• _WHAT YOU SHOULD DO_: Pictures aside, repeat every entry exactly.

• _DATASET ENTRIES_:
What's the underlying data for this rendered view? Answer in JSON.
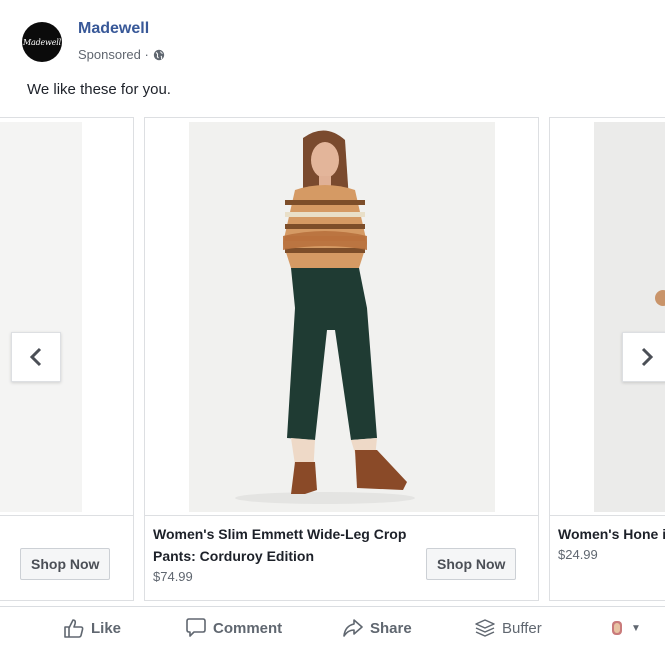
{
  "post": {
    "page_name": "Madewell",
    "avatar_text": "Madewell",
    "sponsored": "Sponsored ·",
    "text": "We like these for you."
  },
  "carousel": {
    "cards": [
      {
        "title": "",
        "price": "",
        "button": "Shop Now"
      },
      {
        "title": "Women's Slim Emmett Wide-Leg Crop Pants: Corduroy Edition",
        "price": "$74.99",
        "button": "Shop Now"
      },
      {
        "title": "Women's Hone in Kasson Stri",
        "price": "$24.99",
        "button": ""
      }
    ]
  },
  "actions": {
    "like": "Like",
    "comment": "Comment",
    "share": "Share",
    "buffer": "Buffer"
  },
  "colors": {
    "link_blue": "#385898",
    "text_gray": "#606770",
    "border": "#dddfe2",
    "pants_green": "#1f3b33",
    "boots_brown": "#8a4a28"
  },
  "icons": [
    "globe-icon",
    "chevron-left-icon",
    "chevron-right-icon",
    "thumbs-up-icon",
    "comment-icon",
    "share-icon",
    "buffer-icon",
    "reaction-icon"
  ]
}
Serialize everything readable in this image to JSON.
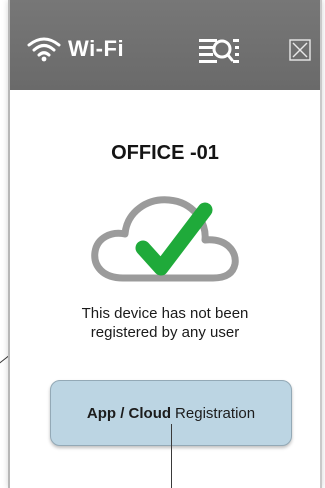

• _FINAL RESULT_:
What's the underlying data for this rendered view? Answer in JSON.
{
  "post": {
    "page_name": "Madewell",
    "avatar_text": "Madewell",
    "sponsored": "Sponsored ·",
    "text": "We like these for you."
  },
  "carousel": {
    "cards": [
      {
        "title": "",
        "price": "",
        "button": "Shop Now"
      },
      {
        "title": "Women's Slim Emmett Wide-Leg Crop Pants: Corduroy Edition",
        "price": "$74.99",
        "button": "Shop Now"
      },
      {
        "title": "Women's Hone in Kasson Stri",
        "price": "$24.99",
        "button": ""
      }
    ]
  },
  "actions": {
    "like": "Like",
    "comment": "Comment",
    "share": "Share",
    "buffer": "Buffer"
  },
  "colors": {
    "link_blue": "#385898",
    "text_gray": "#606770",
    "border": "#dddfe2",
    "pants_green": "#1f3b33",
    "boots_brown": "#8a4a28"
  },
  "icons": [
    "globe-icon",
    "chevron-left-icon",
    "chevron-right-icon",
    "thumbs-up-icon",
    "comment-icon",
    "share-icon",
    "buffer-icon",
    "reaction-icon"
  ]
}
Serialize everything readable in this image to JSON.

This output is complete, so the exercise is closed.